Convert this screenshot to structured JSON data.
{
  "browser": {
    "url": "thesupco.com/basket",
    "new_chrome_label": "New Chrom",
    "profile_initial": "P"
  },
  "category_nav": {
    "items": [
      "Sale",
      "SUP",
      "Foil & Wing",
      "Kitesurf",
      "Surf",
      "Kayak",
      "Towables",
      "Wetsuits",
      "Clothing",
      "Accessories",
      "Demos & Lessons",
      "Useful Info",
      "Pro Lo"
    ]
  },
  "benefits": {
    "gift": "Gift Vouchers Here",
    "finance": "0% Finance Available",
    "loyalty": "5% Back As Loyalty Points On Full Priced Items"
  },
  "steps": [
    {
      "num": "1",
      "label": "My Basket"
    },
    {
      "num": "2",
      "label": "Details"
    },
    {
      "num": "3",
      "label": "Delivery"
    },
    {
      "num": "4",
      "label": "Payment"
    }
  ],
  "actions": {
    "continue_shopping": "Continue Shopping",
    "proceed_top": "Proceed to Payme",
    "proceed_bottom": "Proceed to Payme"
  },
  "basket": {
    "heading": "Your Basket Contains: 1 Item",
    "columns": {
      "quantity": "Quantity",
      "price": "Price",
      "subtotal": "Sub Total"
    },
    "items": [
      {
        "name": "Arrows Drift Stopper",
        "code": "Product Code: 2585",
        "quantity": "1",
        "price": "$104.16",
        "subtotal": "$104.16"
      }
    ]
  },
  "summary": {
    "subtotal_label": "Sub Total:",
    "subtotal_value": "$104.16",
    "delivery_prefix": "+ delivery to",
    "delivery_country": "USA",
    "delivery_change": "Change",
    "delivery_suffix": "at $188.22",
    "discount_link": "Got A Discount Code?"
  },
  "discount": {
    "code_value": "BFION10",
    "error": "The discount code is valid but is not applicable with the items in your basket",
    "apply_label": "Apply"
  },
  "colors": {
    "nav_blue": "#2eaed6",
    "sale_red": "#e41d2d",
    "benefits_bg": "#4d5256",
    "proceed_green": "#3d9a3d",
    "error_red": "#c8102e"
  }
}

------------------------------------

WHAT THE TASK REQUIRES: Transcribe all the entries, keeping each one exactly as it is.

COMPLETE RESPONSE:
Convert this screenshot to structured JSON data.
{
  "browser": {
    "url": "thesupco.com/basket",
    "new_chrome_label": "New Chrom",
    "profile_initial": "P"
  },
  "category_nav": {
    "items": [
      "Sale",
      "SUP",
      "Foil & Wing",
      "Kitesurf",
      "Surf",
      "Kayak",
      "Towables",
      "Wetsuits",
      "Clothing",
      "Accessories",
      "Demos & Lessons",
      "Useful Info",
      "Pro Lo"
    ]
  },
  "benefits": {
    "gift": "Gift Vouchers Here",
    "finance": "0% Finance Available",
    "loyalty": "5% Back As Loyalty Points On Full Priced Items"
  },
  "steps": [
    {
      "num": "1",
      "label": "My Basket"
    },
    {
      "num": "2",
      "label": "Details"
    },
    {
      "num": "3",
      "label": "Delivery"
    },
    {
      "num": "4",
      "label": "Payment"
    }
  ],
  "actions": {
    "continue_shopping": "Continue Shopping",
    "proceed_top": "Proceed to Payme",
    "proceed_bottom": "Proceed to Payme"
  },
  "basket": {
    "heading": "Your Basket Contains: 1 Item",
    "columns": {
      "quantity": "Quantity",
      "price": "Price",
      "subtotal": "Sub Total"
    },
    "items": [
      {
        "name": "Arrows Drift Stopper",
        "code": "Product Code: 2585",
        "quantity": "1",
        "price": "$104.16",
        "subtotal": "$104.16"
      }
    ]
  },
  "summary": {
    "subtotal_label": "Sub Total:",
    "subtotal_value": "$104.16",
    "delivery_prefix": "+ delivery to",
    "delivery_country": "USA",
    "delivery_change": "Change",
    "delivery_suffix": "at $188.22",
    "discount_link": "Got A Discount Code?"
  },
  "discount": {
    "code_value": "BFION10",
    "error": "The discount code is valid but is not applicable with the items in your basket",
    "apply_label": "Apply"
  },
  "colors": {
    "nav_blue": "#2eaed6",
    "sale_red": "#e41d2d",
    "benefits_bg": "#4d5256",
    "proceed_green": "#3d9a3d",
    "error_red": "#c8102e"
  }
}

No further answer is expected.